● What the exercise asks
Whenever a line below holds the word "data", copy that line.

►

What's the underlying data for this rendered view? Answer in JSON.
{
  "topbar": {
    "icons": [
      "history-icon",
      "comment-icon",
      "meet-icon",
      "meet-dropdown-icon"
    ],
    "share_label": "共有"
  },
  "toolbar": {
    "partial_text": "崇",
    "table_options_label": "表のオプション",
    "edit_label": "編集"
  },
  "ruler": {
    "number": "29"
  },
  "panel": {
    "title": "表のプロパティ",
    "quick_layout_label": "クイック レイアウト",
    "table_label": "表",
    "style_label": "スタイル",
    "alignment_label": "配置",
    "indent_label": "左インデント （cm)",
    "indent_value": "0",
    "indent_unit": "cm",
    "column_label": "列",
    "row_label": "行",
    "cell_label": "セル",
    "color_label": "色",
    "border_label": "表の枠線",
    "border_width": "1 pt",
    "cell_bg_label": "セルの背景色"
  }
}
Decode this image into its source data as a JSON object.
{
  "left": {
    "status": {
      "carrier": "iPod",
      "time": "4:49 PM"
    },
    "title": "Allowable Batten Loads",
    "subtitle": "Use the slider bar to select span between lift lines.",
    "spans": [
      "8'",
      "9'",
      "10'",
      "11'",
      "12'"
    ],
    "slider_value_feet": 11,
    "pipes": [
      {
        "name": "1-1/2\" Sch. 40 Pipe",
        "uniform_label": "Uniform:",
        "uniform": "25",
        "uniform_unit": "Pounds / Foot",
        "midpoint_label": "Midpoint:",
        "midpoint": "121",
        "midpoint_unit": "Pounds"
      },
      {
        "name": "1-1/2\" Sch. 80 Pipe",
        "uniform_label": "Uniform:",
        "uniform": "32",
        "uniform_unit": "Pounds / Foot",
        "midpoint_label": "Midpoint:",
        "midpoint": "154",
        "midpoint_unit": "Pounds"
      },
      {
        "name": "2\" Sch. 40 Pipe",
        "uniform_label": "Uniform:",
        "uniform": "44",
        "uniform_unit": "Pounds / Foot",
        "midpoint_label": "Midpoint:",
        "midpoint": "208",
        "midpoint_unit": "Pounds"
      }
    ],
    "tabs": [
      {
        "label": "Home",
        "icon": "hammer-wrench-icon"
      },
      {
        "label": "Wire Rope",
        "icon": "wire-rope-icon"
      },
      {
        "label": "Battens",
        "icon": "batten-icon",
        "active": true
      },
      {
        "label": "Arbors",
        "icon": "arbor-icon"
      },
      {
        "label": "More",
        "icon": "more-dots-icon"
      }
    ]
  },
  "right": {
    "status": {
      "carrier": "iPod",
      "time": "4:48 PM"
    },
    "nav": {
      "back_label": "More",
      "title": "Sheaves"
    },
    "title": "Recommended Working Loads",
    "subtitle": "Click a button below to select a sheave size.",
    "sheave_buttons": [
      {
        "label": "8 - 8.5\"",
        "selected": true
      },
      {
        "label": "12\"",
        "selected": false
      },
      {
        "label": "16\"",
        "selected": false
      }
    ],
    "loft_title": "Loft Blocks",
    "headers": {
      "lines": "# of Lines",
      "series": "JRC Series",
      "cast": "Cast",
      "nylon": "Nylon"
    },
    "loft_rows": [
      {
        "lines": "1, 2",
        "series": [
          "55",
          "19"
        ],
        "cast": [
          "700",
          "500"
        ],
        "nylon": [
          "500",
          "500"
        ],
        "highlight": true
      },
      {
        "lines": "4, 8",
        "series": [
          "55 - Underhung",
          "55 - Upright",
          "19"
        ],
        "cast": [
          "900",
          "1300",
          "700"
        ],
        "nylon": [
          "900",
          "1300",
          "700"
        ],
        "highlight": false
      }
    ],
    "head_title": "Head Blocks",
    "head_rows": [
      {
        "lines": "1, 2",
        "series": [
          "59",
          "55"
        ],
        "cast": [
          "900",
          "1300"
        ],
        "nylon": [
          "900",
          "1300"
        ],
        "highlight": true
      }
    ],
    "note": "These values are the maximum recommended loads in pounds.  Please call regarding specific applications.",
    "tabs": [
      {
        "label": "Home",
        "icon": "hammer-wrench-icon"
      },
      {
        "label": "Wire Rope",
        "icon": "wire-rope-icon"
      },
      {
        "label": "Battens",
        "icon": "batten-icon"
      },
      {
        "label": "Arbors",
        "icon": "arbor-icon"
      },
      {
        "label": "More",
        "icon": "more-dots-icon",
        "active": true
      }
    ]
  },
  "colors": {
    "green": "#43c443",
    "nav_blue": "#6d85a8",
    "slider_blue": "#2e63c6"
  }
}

◄

● Result of this task
What's the underlying data for this rendered view? Answer in JSON.
Decode this image into its source data as a JSON object.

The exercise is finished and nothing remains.